Figure dataset records
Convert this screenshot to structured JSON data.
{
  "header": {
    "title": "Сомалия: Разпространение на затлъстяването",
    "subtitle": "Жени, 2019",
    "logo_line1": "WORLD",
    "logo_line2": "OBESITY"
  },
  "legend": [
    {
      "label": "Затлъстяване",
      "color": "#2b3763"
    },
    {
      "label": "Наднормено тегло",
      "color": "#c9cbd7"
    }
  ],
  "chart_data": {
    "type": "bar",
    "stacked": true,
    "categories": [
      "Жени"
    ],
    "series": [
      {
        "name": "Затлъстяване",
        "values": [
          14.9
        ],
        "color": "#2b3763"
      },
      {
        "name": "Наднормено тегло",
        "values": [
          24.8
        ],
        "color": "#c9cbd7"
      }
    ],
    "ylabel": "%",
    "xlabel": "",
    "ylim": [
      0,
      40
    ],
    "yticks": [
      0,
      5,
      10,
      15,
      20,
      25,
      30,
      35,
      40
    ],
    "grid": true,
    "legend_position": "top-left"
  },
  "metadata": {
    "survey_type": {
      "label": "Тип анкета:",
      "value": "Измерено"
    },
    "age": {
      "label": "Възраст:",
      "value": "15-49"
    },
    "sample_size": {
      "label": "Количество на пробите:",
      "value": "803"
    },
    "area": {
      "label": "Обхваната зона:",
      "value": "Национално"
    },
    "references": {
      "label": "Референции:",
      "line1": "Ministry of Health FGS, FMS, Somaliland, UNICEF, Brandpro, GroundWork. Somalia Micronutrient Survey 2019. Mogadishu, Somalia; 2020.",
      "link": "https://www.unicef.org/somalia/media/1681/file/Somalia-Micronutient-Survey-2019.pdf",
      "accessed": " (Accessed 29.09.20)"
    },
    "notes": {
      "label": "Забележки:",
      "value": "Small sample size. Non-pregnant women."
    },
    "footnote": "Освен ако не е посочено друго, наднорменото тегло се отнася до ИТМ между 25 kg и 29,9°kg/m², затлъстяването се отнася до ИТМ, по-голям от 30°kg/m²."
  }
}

WORK REQUIRED ::
Retype the material in full, character for character.

EXERCISE ANSWER ::
Convert this screenshot to structured JSON data.
{
  "header": {
    "title": "Сомалия: Разпространение на затлъстяването",
    "subtitle": "Жени, 2019",
    "logo_line1": "WORLD",
    "logo_line2": "OBESITY"
  },
  "legend": [
    {
      "label": "Затлъстяване",
      "color": "#2b3763"
    },
    {
      "label": "Наднормено тегло",
      "color": "#c9cbd7"
    }
  ],
  "chart_data": {
    "type": "bar",
    "stacked": true,
    "categories": [
      "Жени"
    ],
    "series": [
      {
        "name": "Затлъстяване",
        "values": [
          14.9
        ],
        "color": "#2b3763"
      },
      {
        "name": "Наднормено тегло",
        "values": [
          24.8
        ],
        "color": "#c9cbd7"
      }
    ],
    "ylabel": "%",
    "xlabel": "",
    "ylim": [
      0,
      40
    ],
    "yticks": [
      0,
      5,
      10,
      15,
      20,
      25,
      30,
      35,
      40
    ],
    "grid": true,
    "legend_position": "top-left"
  },
  "metadata": {
    "survey_type": {
      "label": "Тип анкета:",
      "value": "Измерено"
    },
    "age": {
      "label": "Възраст:",
      "value": "15-49"
    },
    "sample_size": {
      "label": "Количество на пробите:",
      "value": "803"
    },
    "area": {
      "label": "Обхваната зона:",
      "value": "Национално"
    },
    "references": {
      "label": "Референции:",
      "line1": "Ministry of Health FGS, FMS, Somaliland, UNICEF, Brandpro, GroundWork. Somalia Micronutrient Survey 2019. Mogadishu, Somalia; 2020.",
      "link": "https://www.unicef.org/somalia/media/1681/file/Somalia-Micronutient-Survey-2019.pdf",
      "accessed": " (Accessed 29.09.20)"
    },
    "notes": {
      "label": "Забележки:",
      "value": "Small sample size. Non-pregnant women."
    },
    "footnote": "Освен ако не е посочено друго, наднорменото тегло се отнася до ИТМ между 25 kg и 29,9°kg/m², затлъстяването се отнася до ИТМ, по-голям от 30°kg/m²."
  }
}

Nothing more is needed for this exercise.